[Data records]

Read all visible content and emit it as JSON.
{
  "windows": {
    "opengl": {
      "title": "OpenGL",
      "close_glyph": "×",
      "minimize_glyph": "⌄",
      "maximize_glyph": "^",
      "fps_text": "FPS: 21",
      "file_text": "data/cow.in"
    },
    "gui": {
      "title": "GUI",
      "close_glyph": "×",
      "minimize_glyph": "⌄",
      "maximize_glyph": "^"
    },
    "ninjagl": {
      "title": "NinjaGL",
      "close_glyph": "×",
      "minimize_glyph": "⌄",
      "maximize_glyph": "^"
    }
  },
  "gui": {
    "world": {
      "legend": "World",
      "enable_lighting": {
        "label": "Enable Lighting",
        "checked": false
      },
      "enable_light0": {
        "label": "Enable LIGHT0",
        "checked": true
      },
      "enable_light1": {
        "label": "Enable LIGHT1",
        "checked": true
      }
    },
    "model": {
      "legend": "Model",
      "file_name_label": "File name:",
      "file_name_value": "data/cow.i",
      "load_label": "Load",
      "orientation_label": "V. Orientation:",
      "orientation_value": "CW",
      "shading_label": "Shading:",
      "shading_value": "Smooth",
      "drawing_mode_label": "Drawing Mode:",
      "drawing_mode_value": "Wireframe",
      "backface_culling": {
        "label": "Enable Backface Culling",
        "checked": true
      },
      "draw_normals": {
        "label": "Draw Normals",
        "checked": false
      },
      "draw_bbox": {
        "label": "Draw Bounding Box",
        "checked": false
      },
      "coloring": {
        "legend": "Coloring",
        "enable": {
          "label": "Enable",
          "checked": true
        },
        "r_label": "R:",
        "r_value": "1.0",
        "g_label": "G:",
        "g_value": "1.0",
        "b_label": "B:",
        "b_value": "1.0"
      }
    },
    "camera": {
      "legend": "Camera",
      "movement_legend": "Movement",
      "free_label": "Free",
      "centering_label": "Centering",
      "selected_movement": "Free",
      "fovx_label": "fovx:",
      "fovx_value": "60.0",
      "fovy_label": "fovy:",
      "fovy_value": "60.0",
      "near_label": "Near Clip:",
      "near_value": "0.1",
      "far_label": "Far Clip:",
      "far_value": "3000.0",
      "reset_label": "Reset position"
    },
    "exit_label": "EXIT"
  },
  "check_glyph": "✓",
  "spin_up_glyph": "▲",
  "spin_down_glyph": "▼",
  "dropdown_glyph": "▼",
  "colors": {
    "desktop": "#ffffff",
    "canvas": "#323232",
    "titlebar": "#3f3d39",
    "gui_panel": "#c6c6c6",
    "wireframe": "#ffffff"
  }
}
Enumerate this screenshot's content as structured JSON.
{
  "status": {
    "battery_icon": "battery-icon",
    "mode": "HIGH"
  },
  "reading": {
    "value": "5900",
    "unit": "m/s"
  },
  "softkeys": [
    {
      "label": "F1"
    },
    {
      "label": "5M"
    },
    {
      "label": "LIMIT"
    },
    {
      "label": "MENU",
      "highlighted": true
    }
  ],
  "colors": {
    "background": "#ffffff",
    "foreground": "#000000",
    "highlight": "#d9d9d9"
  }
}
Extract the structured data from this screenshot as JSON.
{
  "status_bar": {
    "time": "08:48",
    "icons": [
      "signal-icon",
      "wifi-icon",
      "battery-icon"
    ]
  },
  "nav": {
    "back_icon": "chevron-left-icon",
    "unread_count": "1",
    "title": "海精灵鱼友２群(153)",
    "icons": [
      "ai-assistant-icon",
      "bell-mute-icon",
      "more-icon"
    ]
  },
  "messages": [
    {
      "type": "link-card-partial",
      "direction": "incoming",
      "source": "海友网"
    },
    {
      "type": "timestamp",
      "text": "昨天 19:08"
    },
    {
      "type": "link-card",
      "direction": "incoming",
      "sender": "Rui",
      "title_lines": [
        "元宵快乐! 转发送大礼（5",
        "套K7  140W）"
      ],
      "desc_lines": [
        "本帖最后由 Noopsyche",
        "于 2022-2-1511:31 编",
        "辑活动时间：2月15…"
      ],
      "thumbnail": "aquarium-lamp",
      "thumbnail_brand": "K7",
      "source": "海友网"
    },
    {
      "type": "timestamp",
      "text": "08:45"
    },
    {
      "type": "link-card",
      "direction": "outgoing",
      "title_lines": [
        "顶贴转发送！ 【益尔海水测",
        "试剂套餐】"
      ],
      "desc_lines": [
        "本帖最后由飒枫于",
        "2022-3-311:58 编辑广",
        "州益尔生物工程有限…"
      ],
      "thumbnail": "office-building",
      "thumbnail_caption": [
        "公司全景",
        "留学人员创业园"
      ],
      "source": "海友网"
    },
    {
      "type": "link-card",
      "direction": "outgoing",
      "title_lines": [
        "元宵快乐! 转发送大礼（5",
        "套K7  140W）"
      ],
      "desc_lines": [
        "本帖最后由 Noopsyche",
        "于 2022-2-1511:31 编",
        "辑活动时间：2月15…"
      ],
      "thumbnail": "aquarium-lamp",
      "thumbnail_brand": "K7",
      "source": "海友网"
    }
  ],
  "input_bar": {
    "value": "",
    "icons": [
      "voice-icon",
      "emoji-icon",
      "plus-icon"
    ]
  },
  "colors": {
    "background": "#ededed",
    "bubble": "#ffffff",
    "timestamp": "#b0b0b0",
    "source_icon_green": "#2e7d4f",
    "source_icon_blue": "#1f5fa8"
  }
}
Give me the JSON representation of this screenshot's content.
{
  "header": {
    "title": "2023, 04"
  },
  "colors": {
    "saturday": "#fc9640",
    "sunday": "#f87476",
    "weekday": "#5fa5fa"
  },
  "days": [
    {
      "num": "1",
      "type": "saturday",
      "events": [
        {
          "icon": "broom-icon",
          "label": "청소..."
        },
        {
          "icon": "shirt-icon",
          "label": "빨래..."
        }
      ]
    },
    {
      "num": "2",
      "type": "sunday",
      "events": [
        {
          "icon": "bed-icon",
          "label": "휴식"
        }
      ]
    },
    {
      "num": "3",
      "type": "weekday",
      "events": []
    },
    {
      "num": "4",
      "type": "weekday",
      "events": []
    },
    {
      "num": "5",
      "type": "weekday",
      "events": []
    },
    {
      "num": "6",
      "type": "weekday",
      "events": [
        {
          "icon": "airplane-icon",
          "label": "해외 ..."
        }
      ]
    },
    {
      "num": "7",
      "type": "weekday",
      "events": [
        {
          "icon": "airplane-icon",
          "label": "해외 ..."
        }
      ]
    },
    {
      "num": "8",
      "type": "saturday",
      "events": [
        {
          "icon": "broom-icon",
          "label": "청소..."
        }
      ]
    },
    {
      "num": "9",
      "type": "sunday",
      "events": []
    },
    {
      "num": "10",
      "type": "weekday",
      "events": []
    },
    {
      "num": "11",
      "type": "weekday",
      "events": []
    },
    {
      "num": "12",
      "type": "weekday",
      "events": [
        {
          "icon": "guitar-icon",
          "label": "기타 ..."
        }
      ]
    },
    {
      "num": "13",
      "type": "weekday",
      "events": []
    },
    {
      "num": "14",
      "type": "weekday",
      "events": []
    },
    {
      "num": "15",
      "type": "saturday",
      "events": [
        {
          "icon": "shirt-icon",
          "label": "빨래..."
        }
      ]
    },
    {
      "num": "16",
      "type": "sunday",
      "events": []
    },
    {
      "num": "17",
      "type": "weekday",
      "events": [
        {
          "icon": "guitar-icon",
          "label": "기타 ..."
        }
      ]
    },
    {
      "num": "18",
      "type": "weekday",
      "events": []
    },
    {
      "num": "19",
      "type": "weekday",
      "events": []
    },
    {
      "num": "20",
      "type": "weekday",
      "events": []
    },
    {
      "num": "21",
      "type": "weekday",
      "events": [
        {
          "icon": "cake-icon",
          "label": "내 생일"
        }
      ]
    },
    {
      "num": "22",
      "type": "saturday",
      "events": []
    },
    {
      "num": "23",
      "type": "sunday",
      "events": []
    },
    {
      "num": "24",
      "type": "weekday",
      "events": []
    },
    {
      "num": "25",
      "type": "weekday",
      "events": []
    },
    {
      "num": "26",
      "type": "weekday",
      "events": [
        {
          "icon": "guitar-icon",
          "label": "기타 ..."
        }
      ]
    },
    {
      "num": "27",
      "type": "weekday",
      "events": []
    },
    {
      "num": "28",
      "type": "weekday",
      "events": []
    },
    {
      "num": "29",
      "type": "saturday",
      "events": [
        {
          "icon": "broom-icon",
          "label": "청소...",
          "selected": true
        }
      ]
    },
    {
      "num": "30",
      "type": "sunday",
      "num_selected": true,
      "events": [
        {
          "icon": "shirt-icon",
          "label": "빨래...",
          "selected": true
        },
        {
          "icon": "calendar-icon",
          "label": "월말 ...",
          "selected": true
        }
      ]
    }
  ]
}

• _Prompt_
Scan the listing above. Gather each line that contains the word "screenshot".

• _Full output_
Enumerate this screenshot's content as structured JSON.
Extract the structured data from this screenshot as JSON.
Give me the JSON representation of this screenshot's content.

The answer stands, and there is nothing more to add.